--- Dataset entries ---
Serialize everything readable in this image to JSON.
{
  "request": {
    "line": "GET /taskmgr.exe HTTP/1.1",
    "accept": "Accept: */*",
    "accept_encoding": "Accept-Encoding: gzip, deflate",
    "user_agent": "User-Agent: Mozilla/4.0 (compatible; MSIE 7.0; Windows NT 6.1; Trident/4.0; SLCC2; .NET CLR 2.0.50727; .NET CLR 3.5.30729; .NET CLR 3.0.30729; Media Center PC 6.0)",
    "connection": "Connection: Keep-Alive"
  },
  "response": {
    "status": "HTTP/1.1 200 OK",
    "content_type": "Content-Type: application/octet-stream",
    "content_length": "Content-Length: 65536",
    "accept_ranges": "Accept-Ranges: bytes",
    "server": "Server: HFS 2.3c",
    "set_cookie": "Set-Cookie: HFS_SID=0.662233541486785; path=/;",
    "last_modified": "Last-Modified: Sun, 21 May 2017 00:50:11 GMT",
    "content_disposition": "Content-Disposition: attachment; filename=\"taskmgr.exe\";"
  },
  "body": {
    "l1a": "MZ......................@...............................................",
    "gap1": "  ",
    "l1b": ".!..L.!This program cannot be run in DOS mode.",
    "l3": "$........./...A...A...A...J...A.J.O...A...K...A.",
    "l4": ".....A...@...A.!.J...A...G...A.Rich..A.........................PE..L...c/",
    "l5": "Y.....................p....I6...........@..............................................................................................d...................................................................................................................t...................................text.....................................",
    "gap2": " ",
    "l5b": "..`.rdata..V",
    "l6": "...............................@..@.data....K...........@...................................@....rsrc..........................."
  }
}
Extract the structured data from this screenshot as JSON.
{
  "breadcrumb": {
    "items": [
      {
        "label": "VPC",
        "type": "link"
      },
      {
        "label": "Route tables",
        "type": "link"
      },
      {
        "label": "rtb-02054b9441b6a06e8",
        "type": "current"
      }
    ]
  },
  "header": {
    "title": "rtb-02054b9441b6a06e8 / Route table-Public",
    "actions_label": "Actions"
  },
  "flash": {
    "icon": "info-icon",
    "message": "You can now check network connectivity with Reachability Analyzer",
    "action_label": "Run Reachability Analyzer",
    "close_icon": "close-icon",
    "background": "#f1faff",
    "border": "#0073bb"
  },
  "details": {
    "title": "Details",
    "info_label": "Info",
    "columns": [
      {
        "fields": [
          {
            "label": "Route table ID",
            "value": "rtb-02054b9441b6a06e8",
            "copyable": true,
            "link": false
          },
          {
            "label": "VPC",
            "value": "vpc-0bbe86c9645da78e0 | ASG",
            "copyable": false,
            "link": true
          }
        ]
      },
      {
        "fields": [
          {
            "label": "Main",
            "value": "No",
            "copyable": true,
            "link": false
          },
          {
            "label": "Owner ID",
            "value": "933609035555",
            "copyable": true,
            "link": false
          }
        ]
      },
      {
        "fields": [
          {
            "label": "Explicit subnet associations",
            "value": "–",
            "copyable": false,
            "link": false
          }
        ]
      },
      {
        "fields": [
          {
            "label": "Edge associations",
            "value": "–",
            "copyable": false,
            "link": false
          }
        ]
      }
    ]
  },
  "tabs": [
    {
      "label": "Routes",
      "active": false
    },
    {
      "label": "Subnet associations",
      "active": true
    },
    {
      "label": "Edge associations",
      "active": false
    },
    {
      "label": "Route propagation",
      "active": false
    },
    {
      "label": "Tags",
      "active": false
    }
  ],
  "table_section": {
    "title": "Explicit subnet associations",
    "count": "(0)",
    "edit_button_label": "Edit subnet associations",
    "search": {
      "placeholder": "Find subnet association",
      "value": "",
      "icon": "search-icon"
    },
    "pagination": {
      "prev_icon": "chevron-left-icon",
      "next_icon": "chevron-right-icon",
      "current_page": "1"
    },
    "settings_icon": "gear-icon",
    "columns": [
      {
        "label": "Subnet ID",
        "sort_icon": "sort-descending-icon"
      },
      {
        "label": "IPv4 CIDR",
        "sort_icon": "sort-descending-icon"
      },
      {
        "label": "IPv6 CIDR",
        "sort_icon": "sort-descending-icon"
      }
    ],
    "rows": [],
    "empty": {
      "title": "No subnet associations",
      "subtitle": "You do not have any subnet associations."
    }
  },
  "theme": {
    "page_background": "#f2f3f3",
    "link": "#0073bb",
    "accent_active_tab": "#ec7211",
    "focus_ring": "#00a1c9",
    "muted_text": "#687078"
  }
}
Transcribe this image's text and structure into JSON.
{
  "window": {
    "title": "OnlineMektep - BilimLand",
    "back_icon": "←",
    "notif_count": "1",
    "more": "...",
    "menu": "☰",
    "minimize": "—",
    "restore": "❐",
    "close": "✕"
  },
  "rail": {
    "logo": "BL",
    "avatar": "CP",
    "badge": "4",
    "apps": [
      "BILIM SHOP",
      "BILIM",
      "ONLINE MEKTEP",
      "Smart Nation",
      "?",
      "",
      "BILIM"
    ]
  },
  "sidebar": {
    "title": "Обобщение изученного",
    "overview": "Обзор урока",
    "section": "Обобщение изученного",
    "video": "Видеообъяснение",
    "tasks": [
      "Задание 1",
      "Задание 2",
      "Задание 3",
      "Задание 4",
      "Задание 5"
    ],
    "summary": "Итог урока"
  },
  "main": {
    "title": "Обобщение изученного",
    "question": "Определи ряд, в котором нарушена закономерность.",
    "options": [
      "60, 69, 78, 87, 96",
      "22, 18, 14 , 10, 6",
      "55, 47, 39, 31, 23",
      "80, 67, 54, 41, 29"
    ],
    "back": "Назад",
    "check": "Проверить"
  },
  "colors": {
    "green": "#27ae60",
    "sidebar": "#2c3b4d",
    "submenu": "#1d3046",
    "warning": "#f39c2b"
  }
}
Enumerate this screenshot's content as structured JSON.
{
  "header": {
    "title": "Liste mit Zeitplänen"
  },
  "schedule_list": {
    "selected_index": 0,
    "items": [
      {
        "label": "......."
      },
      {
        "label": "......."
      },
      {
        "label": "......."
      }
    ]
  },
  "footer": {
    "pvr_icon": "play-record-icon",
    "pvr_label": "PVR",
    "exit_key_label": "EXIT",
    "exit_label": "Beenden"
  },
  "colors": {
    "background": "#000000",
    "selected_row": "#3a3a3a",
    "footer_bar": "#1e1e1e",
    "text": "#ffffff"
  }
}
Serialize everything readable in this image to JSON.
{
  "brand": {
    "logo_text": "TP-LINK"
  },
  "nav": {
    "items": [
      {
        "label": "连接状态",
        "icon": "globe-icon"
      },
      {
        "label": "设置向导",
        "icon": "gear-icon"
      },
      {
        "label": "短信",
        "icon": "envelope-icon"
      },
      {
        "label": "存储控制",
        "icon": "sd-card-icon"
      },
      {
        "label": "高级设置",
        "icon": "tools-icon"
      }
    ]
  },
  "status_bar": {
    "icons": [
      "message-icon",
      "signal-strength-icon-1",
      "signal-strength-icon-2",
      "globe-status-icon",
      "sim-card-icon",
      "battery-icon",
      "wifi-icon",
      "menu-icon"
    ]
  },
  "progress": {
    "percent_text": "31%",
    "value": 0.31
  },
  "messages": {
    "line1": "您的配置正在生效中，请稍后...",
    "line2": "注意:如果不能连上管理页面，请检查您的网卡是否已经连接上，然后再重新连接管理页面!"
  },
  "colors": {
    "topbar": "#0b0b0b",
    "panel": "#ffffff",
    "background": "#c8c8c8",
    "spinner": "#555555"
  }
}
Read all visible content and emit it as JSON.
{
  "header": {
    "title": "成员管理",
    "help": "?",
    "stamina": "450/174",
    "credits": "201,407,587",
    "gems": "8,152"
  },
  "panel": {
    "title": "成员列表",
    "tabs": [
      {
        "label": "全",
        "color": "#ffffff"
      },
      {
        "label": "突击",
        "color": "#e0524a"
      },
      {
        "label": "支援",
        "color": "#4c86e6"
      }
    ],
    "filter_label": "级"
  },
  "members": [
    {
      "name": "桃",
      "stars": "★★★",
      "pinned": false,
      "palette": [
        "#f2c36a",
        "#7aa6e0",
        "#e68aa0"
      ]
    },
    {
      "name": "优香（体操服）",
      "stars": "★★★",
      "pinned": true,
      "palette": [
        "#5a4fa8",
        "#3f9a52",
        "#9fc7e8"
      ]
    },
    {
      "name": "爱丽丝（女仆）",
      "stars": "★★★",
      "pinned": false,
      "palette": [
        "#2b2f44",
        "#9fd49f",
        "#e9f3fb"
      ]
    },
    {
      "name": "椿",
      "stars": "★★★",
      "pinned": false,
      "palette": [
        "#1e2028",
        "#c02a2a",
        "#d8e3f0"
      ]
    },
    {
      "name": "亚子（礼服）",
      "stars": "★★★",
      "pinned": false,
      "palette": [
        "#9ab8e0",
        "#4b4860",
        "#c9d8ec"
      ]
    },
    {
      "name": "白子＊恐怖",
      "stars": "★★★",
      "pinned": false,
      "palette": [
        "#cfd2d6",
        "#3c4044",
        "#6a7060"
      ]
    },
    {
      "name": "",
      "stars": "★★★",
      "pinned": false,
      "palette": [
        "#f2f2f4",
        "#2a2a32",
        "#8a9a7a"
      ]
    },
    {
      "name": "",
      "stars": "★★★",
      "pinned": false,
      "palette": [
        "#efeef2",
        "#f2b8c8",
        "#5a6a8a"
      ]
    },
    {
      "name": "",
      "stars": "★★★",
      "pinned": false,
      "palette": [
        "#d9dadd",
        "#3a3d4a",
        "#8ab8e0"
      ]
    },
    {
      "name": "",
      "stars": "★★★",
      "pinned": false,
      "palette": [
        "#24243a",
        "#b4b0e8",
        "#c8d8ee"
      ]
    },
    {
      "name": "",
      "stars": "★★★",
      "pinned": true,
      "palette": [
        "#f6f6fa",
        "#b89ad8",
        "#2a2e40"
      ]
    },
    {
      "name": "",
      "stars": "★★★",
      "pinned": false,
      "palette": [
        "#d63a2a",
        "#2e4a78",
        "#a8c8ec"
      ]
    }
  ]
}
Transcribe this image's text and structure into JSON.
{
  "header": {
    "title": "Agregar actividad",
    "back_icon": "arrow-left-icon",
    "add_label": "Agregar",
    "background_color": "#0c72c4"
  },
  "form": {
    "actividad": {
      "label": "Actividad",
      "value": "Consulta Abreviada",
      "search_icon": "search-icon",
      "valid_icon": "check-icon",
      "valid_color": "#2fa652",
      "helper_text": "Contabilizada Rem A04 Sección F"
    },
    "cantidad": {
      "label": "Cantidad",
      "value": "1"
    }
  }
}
---
**Objective:** The word "Задание" may turn up on some lines of these records; say how many, with no other words.

**Finished task:** 5